Of the lines in this listing, how many contain the word "highlighted"? Give the number and nothing else.

> _SOURCE MATERIAL_:
-- Start --

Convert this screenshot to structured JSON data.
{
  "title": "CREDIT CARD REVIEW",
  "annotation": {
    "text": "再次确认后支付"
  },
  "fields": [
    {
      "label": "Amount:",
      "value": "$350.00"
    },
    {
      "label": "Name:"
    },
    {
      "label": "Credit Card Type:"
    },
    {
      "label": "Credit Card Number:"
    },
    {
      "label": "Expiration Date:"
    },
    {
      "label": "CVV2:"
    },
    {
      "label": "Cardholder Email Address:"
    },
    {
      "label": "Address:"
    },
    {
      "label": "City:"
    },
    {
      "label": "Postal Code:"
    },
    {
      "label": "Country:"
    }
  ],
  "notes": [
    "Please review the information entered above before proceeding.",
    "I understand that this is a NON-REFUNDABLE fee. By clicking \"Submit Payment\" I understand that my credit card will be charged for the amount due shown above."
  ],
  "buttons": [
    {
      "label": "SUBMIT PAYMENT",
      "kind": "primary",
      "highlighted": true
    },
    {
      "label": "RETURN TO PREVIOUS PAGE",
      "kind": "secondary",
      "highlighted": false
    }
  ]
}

-- End --

> _REPLY TO THE EXERCISE_: 2